**Exercise prompt:**
Repeat the lines below exactly as they appear, but leave out the images.

**Figure collection entries:**

※ ※ ※

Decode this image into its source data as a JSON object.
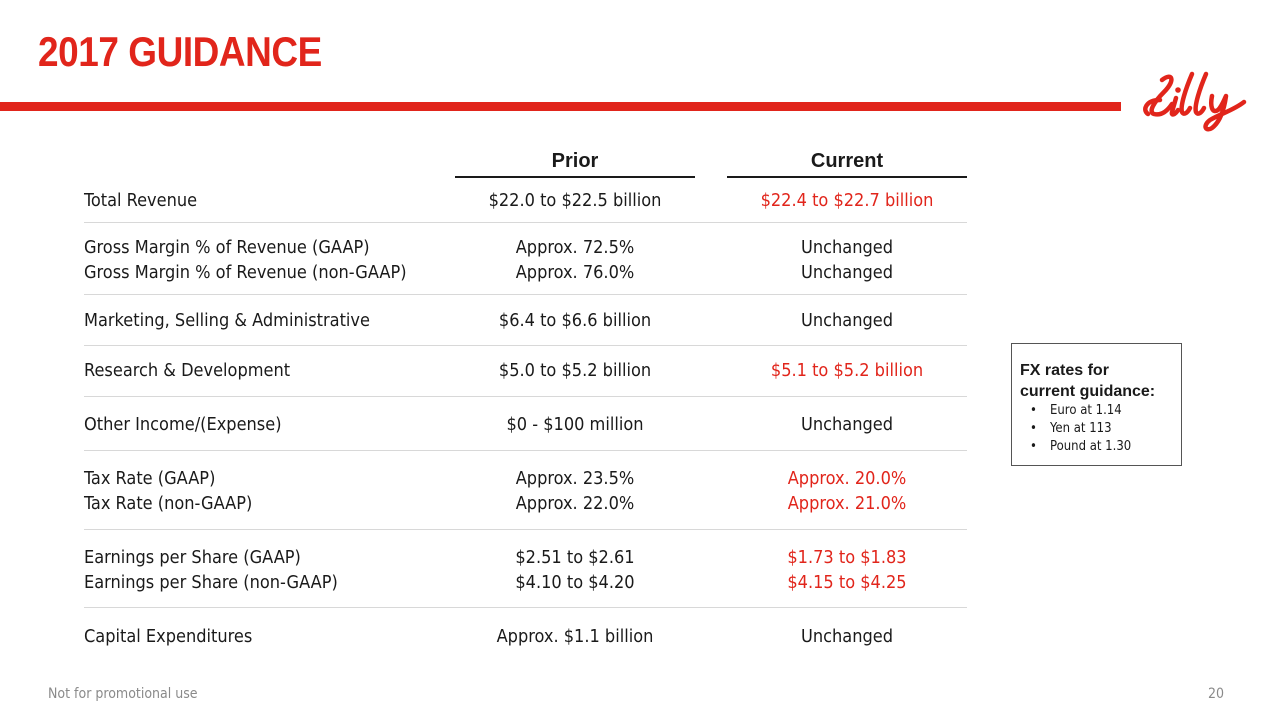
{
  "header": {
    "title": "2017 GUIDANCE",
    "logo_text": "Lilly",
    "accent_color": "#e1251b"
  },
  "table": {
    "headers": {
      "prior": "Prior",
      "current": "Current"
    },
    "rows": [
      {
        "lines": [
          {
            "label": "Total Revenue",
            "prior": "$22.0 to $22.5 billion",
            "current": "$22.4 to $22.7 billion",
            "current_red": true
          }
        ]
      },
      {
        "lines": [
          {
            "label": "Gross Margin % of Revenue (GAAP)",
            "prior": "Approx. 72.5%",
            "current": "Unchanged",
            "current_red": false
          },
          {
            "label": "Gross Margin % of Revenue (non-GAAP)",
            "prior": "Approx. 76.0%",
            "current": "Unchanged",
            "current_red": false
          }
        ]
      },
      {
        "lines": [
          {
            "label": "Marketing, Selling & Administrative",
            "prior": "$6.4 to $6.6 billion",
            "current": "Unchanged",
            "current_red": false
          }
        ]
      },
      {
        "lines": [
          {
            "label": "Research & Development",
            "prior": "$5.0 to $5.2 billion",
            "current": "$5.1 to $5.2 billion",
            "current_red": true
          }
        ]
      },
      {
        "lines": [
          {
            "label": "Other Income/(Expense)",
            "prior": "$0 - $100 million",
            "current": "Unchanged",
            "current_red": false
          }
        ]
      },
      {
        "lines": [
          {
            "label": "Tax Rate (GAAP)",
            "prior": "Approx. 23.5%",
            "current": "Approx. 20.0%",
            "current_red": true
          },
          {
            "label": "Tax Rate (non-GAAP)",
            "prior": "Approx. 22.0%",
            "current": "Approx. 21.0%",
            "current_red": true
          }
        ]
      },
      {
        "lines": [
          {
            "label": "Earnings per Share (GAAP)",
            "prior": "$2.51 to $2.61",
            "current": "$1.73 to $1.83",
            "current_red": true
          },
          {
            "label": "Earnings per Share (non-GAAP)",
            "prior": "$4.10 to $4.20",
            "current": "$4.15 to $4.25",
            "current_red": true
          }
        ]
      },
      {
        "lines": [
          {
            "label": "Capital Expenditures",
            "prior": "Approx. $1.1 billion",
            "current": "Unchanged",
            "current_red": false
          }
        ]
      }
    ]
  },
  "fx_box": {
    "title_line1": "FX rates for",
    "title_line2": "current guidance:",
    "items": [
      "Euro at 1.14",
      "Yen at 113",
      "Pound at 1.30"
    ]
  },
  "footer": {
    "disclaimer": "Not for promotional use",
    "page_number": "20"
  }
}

※ ※ ※

**Task output:**
Decode this image into its source data as a JSON object.
{
  "header": {
    "title": "2017 GUIDANCE",
    "logo_text": "Lilly",
    "accent_color": "#e1251b"
  },
  "table": {
    "headers": {
      "prior": "Prior",
      "current": "Current"
    },
    "rows": [
      {
        "lines": [
          {
            "label": "Total Revenue",
            "prior": "$22.0 to $22.5 billion",
            "current": "$22.4 to $22.7 billion",
            "current_red": true
          }
        ]
      },
      {
        "lines": [
          {
            "label": "Gross Margin % of Revenue (GAAP)",
            "prior": "Approx. 72.5%",
            "current": "Unchanged",
            "current_red": false
          },
          {
            "label": "Gross Margin % of Revenue (non-GAAP)",
            "prior": "Approx. 76.0%",
            "current": "Unchanged",
            "current_red": false
          }
        ]
      },
      {
        "lines": [
          {
            "label": "Marketing, Selling & Administrative",
            "prior": "$6.4 to $6.6 billion",
            "current": "Unchanged",
            "current_red": false
          }
        ]
      },
      {
        "lines": [
          {
            "label": "Research & Development",
            "prior": "$5.0 to $5.2 billion",
            "current": "$5.1 to $5.2 billion",
            "current_red": true
          }
        ]
      },
      {
        "lines": [
          {
            "label": "Other Income/(Expense)",
            "prior": "$0 - $100 million",
            "current": "Unchanged",
            "current_red": false
          }
        ]
      },
      {
        "lines": [
          {
            "label": "Tax Rate (GAAP)",
            "prior": "Approx. 23.5%",
            "current": "Approx. 20.0%",
            "current_red": true
          },
          {
            "label": "Tax Rate (non-GAAP)",
            "prior": "Approx. 22.0%",
            "current": "Approx. 21.0%",
            "current_red": true
          }
        ]
      },
      {
        "lines": [
          {
            "label": "Earnings per Share (GAAP)",
            "prior": "$2.51 to $2.61",
            "current": "$1.73 to $1.83",
            "current_red": true
          },
          {
            "label": "Earnings per Share (non-GAAP)",
            "prior": "$4.10 to $4.20",
            "current": "$4.15 to $4.25",
            "current_red": true
          }
        ]
      },
      {
        "lines": [
          {
            "label": "Capital Expenditures",
            "prior": "Approx. $1.1 billion",
            "current": "Unchanged",
            "current_red": false
          }
        ]
      }
    ]
  },
  "fx_box": {
    "title_line1": "FX rates for",
    "title_line2": "current guidance:",
    "items": [
      "Euro at 1.14",
      "Yen at 113",
      "Pound at 1.30"
    ]
  },
  "footer": {
    "disclaimer": "Not for promotional use",
    "page_number": "20"
  }
}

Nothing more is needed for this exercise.